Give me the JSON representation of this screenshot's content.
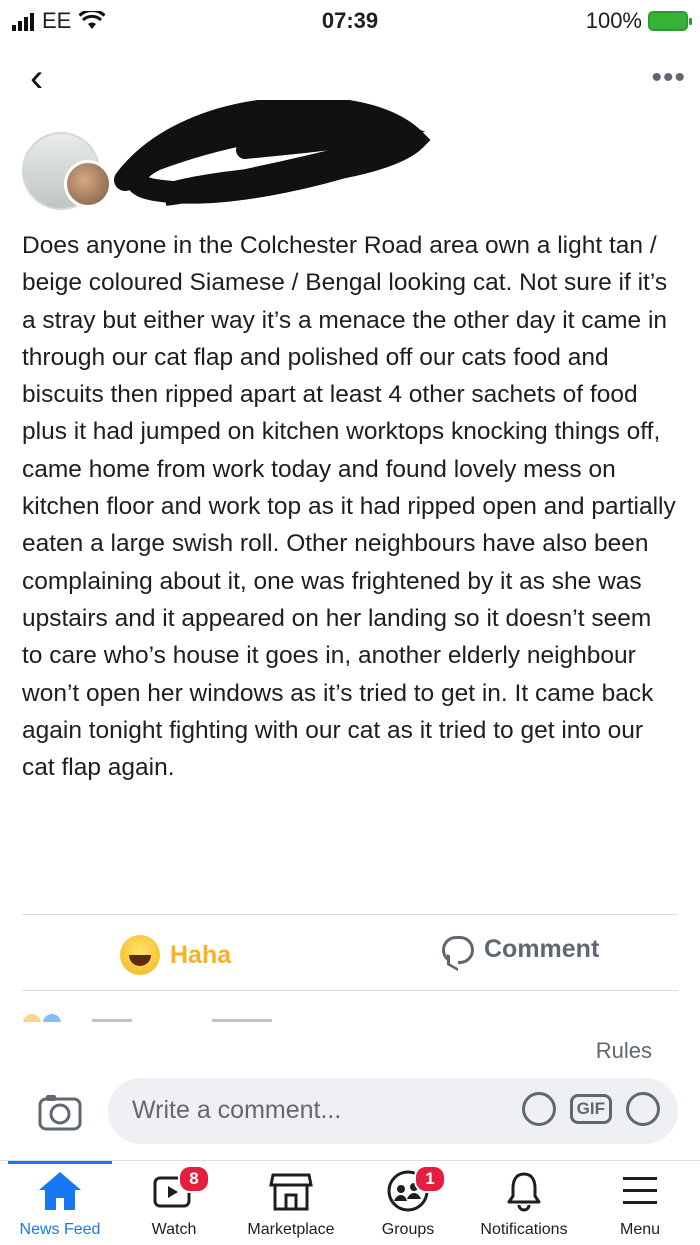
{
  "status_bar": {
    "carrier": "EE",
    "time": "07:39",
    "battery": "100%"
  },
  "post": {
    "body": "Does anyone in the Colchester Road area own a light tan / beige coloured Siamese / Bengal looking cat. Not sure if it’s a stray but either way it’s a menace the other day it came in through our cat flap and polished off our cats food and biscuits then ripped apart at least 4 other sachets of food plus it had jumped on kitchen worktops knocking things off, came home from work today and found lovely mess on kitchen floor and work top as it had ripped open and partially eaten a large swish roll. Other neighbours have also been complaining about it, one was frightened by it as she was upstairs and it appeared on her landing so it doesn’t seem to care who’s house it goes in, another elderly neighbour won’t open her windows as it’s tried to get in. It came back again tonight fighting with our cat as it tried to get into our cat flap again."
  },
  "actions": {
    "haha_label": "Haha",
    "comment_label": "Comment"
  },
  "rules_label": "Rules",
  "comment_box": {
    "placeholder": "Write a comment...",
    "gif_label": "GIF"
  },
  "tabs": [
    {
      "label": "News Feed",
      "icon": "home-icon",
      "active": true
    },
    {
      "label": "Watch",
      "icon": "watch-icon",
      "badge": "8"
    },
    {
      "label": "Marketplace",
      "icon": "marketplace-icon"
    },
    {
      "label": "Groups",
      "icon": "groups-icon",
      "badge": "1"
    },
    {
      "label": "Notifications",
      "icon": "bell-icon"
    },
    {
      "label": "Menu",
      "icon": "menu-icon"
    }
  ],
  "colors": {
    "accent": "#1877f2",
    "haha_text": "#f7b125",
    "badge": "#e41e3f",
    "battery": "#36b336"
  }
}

┄┄┄┄┄┄┄┄┄┄┄┄┄┄┄┄┄┄┄┄

▸ **TASK TO CARRY OUT**
Excluding the pictures, reproduce every entry exactly as given.

▸ **OUTPUT BELOW**
Give me the JSON representation of this screenshot's content.
{
  "status_bar": {
    "carrier": "EE",
    "time": "07:39",
    "battery": "100%"
  },
  "post": {
    "body": "Does anyone in the Colchester Road area own a light tan / beige coloured Siamese / Bengal looking cat. Not sure if it’s a stray but either way it’s a menace the other day it came in through our cat flap and polished off our cats food and biscuits then ripped apart at least 4 other sachets of food plus it had jumped on kitchen worktops knocking things off, came home from work today and found lovely mess on kitchen floor and work top as it had ripped open and partially eaten a large swish roll. Other neighbours have also been complaining about it, one was frightened by it as she was upstairs and it appeared on her landing so it doesn’t seem to care who’s house it goes in, another elderly neighbour won’t open her windows as it’s tried to get in. It came back again tonight fighting with our cat as it tried to get into our cat flap again."
  },
  "actions": {
    "haha_label": "Haha",
    "comment_label": "Comment"
  },
  "rules_label": "Rules",
  "comment_box": {
    "placeholder": "Write a comment...",
    "gif_label": "GIF"
  },
  "tabs": [
    {
      "label": "News Feed",
      "icon": "home-icon",
      "active": true
    },
    {
      "label": "Watch",
      "icon": "watch-icon",
      "badge": "8"
    },
    {
      "label": "Marketplace",
      "icon": "marketplace-icon"
    },
    {
      "label": "Groups",
      "icon": "groups-icon",
      "badge": "1"
    },
    {
      "label": "Notifications",
      "icon": "bell-icon"
    },
    {
      "label": "Menu",
      "icon": "menu-icon"
    }
  ],
  "colors": {
    "accent": "#1877f2",
    "haha_text": "#f7b125",
    "badge": "#e41e3f",
    "battery": "#36b336"
  }
}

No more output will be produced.